====== INFORMATION PROVIDED
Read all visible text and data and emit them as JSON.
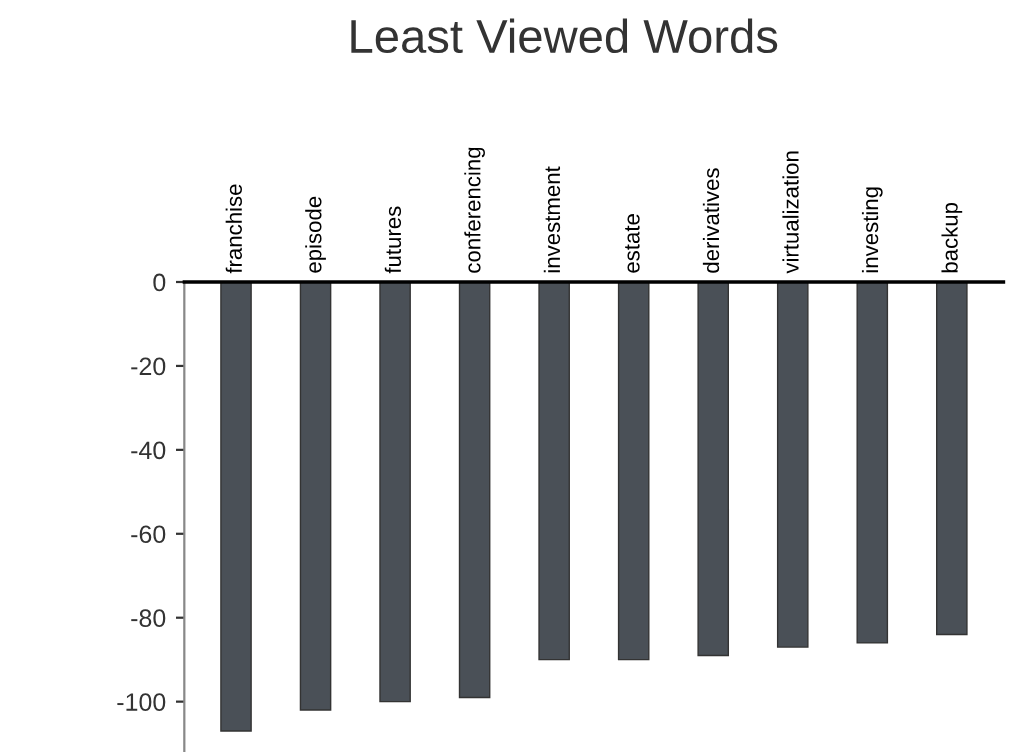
{
  "chart_data": {
    "type": "bar",
    "title": "Least Viewed Words",
    "categories": [
      "franchise",
      "episode",
      "futures",
      "conferencing",
      "investment",
      "estate",
      "derivatives",
      "virtualization",
      "investing",
      "backup"
    ],
    "values": [
      -107,
      -102,
      -100,
      -99,
      -90,
      -90,
      -89,
      -87,
      -86,
      -84
    ],
    "color": "#4a5057",
    "ylim": [
      -112,
      0
    ],
    "yticks": [
      0,
      -20,
      -40,
      -60,
      -80,
      -100
    ],
    "grid": false
  }
}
============
TASK TO CARRY OUT:
Repeat each entry exactly as given; no pictures belong in the copy.

SOLUTION FOR THIS EXERCISE:
Read all visible text and data and emit them as JSON.
{
  "chart_data": {
    "type": "bar",
    "title": "Least Viewed Words",
    "categories": [
      "franchise",
      "episode",
      "futures",
      "conferencing",
      "investment",
      "estate",
      "derivatives",
      "virtualization",
      "investing",
      "backup"
    ],
    "values": [
      -107,
      -102,
      -100,
      -99,
      -90,
      -90,
      -89,
      -87,
      -86,
      -84
    ],
    "color": "#4a5057",
    "ylim": [
      -112,
      0
    ],
    "yticks": [
      0,
      -20,
      -40,
      -60,
      -80,
      -100
    ],
    "grid": false
  }
}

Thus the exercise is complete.